Data supplied ::
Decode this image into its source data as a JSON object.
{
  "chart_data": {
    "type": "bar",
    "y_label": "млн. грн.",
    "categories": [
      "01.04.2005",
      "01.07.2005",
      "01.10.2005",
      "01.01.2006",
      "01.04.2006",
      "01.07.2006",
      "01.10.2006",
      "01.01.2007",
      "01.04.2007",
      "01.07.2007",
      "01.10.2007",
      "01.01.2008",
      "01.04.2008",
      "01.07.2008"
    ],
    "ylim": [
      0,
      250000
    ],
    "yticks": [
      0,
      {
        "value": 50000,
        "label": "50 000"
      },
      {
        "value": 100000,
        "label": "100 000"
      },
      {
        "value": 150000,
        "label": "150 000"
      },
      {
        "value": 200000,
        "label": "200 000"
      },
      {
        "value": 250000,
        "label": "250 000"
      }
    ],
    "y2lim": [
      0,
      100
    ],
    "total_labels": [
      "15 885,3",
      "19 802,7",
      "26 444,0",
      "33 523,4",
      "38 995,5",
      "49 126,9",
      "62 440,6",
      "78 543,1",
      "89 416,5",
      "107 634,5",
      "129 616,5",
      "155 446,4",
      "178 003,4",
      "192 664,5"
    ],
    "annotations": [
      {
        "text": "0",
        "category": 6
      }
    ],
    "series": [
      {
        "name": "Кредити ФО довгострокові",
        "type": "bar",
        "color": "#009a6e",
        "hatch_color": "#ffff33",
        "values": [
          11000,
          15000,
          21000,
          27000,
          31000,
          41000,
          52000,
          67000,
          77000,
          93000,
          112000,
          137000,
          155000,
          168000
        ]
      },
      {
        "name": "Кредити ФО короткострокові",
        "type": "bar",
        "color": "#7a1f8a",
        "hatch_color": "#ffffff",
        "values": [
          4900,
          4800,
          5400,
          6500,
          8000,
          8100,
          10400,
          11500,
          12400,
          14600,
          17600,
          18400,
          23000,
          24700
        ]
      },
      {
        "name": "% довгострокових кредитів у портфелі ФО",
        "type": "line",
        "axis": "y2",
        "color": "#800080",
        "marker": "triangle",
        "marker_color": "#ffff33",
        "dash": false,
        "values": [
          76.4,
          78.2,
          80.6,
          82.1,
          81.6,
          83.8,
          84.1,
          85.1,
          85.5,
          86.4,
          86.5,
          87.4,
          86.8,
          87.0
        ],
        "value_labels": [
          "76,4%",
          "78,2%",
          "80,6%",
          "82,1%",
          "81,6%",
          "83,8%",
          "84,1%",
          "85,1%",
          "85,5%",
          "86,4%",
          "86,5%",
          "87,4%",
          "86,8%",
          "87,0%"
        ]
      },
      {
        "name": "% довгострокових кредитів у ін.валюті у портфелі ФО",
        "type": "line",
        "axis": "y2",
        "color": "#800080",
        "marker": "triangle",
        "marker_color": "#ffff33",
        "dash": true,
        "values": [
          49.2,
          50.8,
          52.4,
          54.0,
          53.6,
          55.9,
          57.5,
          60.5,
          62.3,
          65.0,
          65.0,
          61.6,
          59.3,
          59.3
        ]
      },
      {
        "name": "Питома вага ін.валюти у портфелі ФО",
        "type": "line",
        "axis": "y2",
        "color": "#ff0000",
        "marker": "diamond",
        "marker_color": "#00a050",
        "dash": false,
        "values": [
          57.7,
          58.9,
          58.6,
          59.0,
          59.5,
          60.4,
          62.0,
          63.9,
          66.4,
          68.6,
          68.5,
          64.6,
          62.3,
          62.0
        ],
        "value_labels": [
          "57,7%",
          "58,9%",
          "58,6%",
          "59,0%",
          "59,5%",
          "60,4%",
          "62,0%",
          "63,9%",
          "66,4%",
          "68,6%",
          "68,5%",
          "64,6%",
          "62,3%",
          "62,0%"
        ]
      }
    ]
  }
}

Requirements :: Using the data above, print every record exactly as shown.

Solved problem ::
Decode this image into its source data as a JSON object.
{
  "chart_data": {
    "type": "bar",
    "y_label": "млн. грн.",
    "categories": [
      "01.04.2005",
      "01.07.2005",
      "01.10.2005",
      "01.01.2006",
      "01.04.2006",
      "01.07.2006",
      "01.10.2006",
      "01.01.2007",
      "01.04.2007",
      "01.07.2007",
      "01.10.2007",
      "01.01.2008",
      "01.04.2008",
      "01.07.2008"
    ],
    "ylim": [
      0,
      250000
    ],
    "yticks": [
      0,
      {
        "value": 50000,
        "label": "50 000"
      },
      {
        "value": 100000,
        "label": "100 000"
      },
      {
        "value": 150000,
        "label": "150 000"
      },
      {
        "value": 200000,
        "label": "200 000"
      },
      {
        "value": 250000,
        "label": "250 000"
      }
    ],
    "y2lim": [
      0,
      100
    ],
    "total_labels": [
      "15 885,3",
      "19 802,7",
      "26 444,0",
      "33 523,4",
      "38 995,5",
      "49 126,9",
      "62 440,6",
      "78 543,1",
      "89 416,5",
      "107 634,5",
      "129 616,5",
      "155 446,4",
      "178 003,4",
      "192 664,5"
    ],
    "annotations": [
      {
        "text": "0",
        "category": 6
      }
    ],
    "series": [
      {
        "name": "Кредити ФО довгострокові",
        "type": "bar",
        "color": "#009a6e",
        "hatch_color": "#ffff33",
        "values": [
          11000,
          15000,
          21000,
          27000,
          31000,
          41000,
          52000,
          67000,
          77000,
          93000,
          112000,
          137000,
          155000,
          168000
        ]
      },
      {
        "name": "Кредити ФО короткострокові",
        "type": "bar",
        "color": "#7a1f8a",
        "hatch_color": "#ffffff",
        "values": [
          4900,
          4800,
          5400,
          6500,
          8000,
          8100,
          10400,
          11500,
          12400,
          14600,
          17600,
          18400,
          23000,
          24700
        ]
      },
      {
        "name": "% довгострокових кредитів у портфелі ФО",
        "type": "line",
        "axis": "y2",
        "color": "#800080",
        "marker": "triangle",
        "marker_color": "#ffff33",
        "dash": false,
        "values": [
          76.4,
          78.2,
          80.6,
          82.1,
          81.6,
          83.8,
          84.1,
          85.1,
          85.5,
          86.4,
          86.5,
          87.4,
          86.8,
          87.0
        ],
        "value_labels": [
          "76,4%",
          "78,2%",
          "80,6%",
          "82,1%",
          "81,6%",
          "83,8%",
          "84,1%",
          "85,1%",
          "85,5%",
          "86,4%",
          "86,5%",
          "87,4%",
          "86,8%",
          "87,0%"
        ]
      },
      {
        "name": "% довгострокових кредитів у ін.валюті у портфелі ФО",
        "type": "line",
        "axis": "y2",
        "color": "#800080",
        "marker": "triangle",
        "marker_color": "#ffff33",
        "dash": true,
        "values": [
          49.2,
          50.8,
          52.4,
          54.0,
          53.6,
          55.9,
          57.5,
          60.5,
          62.3,
          65.0,
          65.0,
          61.6,
          59.3,
          59.3
        ]
      },
      {
        "name": "Питома вага ін.валюти у портфелі ФО",
        "type": "line",
        "axis": "y2",
        "color": "#ff0000",
        "marker": "diamond",
        "marker_color": "#00a050",
        "dash": false,
        "values": [
          57.7,
          58.9,
          58.6,
          59.0,
          59.5,
          60.4,
          62.0,
          63.9,
          66.4,
          68.6,
          68.5,
          64.6,
          62.3,
          62.0
        ],
        "value_labels": [
          "57,7%",
          "58,9%",
          "58,6%",
          "59,0%",
          "59,5%",
          "60,4%",
          "62,0%",
          "63,9%",
          "66,4%",
          "68,6%",
          "68,5%",
          "64,6%",
          "62,3%",
          "62,0%"
        ]
      }
    ]
  }
}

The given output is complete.